#### [WHAT TO PRODUCE]
Report every line in the listing below where the string "участки" shows up.

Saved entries
▶

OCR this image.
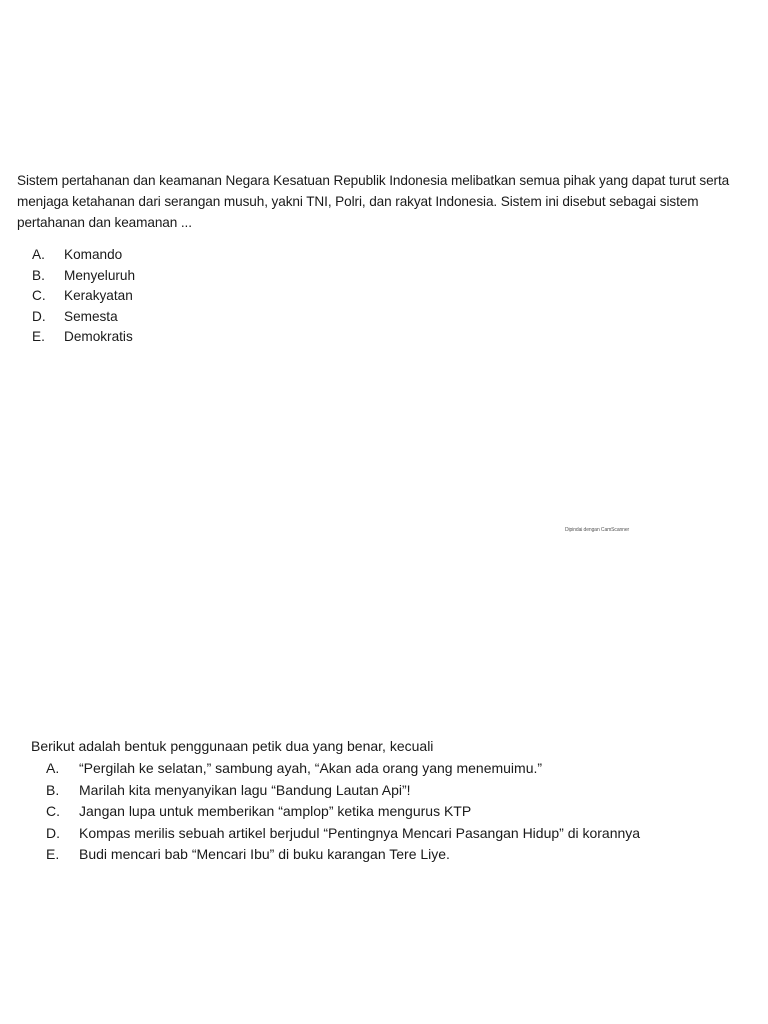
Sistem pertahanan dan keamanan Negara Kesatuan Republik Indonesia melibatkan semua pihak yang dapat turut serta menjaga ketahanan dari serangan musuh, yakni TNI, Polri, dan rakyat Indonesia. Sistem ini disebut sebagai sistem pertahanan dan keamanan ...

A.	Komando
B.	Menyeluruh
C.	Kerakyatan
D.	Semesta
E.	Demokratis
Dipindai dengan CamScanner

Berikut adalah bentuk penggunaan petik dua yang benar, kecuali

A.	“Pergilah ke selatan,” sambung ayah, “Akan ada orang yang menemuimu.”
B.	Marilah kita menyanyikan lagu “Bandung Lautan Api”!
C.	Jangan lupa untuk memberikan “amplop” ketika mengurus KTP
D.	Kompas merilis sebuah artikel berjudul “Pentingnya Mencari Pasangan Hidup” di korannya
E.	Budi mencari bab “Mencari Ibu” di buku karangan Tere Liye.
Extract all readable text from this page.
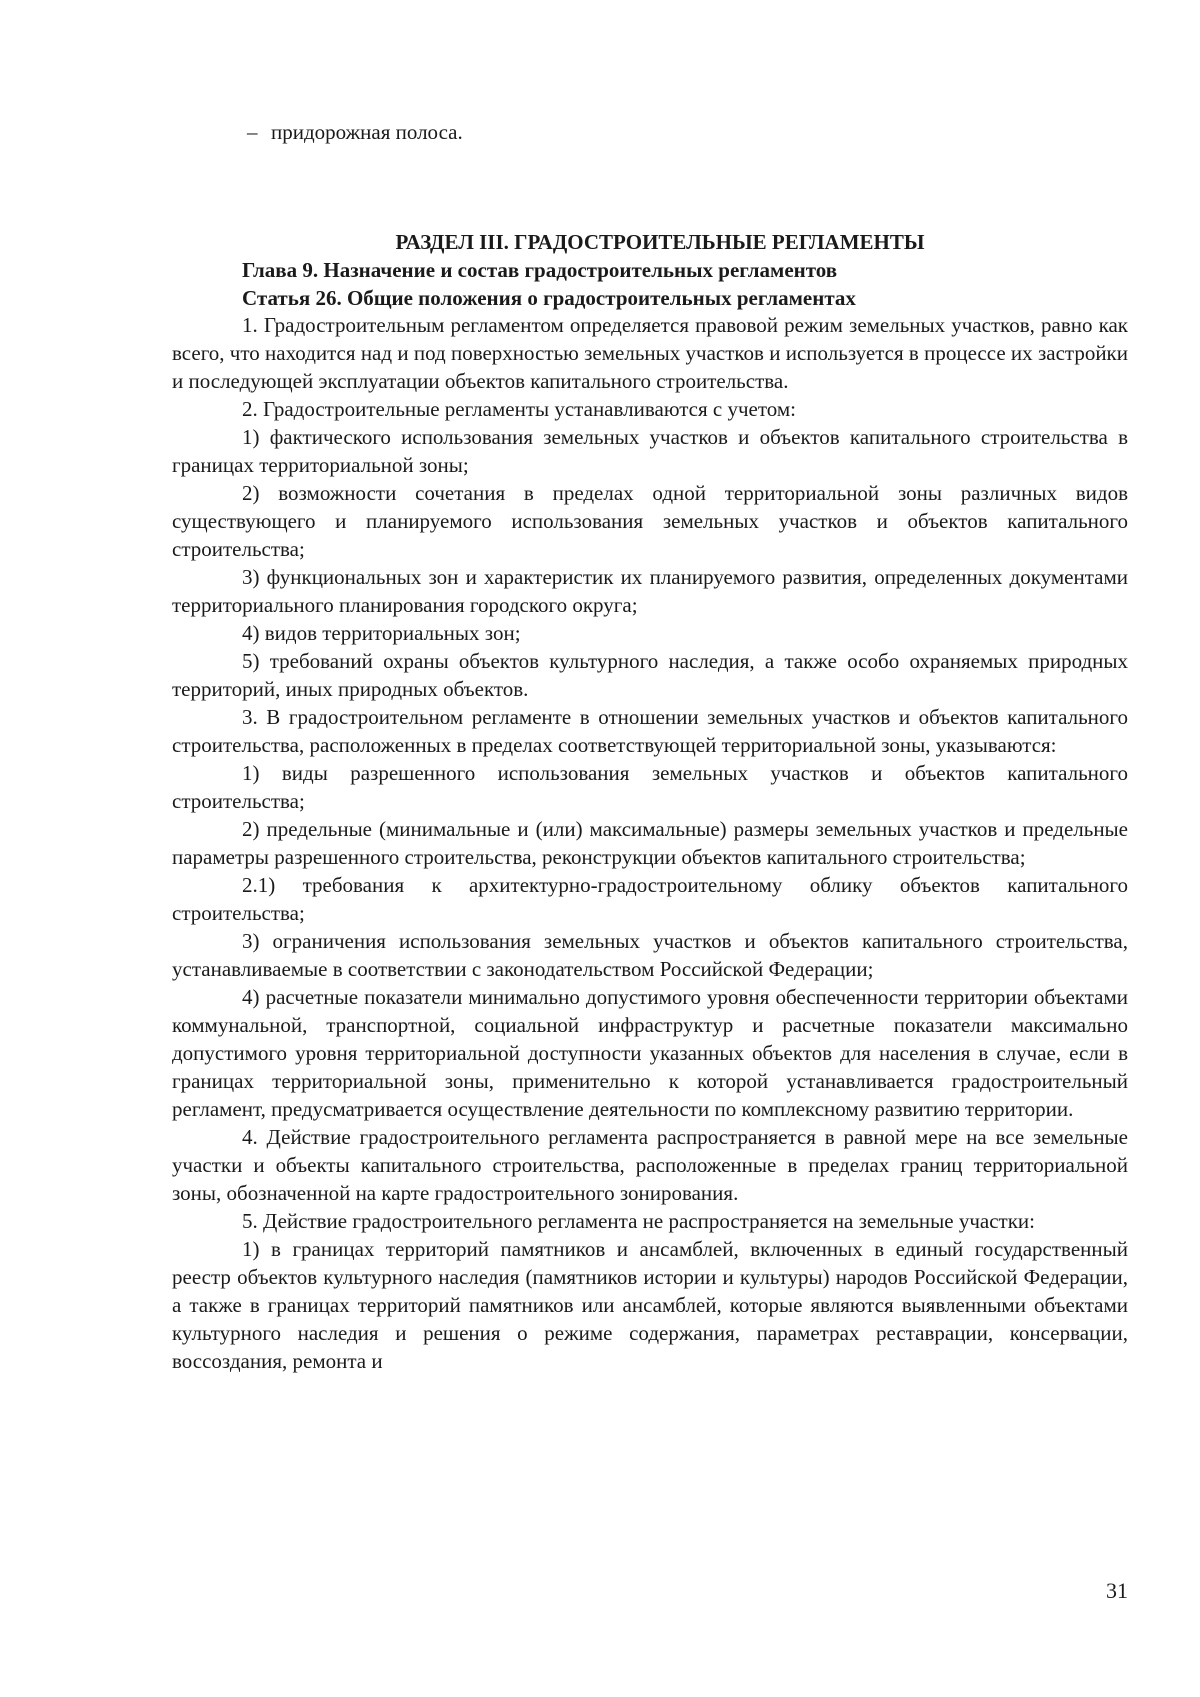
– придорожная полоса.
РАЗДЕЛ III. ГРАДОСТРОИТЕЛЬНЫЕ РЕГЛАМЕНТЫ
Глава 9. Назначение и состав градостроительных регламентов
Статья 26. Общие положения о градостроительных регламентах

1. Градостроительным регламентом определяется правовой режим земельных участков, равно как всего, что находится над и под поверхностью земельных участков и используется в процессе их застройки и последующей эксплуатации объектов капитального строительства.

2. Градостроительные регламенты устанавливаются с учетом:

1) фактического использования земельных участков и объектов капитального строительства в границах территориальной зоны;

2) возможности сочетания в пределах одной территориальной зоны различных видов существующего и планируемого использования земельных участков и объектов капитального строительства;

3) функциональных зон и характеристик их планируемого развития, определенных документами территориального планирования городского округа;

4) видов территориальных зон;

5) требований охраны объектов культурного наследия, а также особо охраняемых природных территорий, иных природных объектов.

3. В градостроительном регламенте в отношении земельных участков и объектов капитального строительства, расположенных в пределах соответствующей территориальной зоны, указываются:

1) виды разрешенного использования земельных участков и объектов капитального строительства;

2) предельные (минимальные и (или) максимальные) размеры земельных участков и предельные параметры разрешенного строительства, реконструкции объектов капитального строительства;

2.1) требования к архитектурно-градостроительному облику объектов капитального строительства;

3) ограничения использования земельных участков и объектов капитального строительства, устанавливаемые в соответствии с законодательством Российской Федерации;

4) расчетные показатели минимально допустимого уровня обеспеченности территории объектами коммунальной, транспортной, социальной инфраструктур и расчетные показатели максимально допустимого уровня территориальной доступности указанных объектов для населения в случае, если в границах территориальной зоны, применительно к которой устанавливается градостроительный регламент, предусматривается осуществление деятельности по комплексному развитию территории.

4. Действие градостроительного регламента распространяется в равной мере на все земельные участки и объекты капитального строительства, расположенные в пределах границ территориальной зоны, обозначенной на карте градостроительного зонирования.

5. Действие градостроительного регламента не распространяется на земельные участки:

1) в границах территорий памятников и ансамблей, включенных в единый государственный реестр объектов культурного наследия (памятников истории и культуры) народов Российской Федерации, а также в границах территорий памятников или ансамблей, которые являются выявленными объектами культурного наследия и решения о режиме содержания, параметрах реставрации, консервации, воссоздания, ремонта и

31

◀

#### [EXPECTED ANSWER]
4. Действие градостроительного регламента распространяется в равной мере на все земельные участки и объекты капитального строительства, расположенные в пределах границ территориальной зоны, обозначенной на карте градостроительного зонирования.
5. Действие градостроительного регламента не распространяется на земельные участки:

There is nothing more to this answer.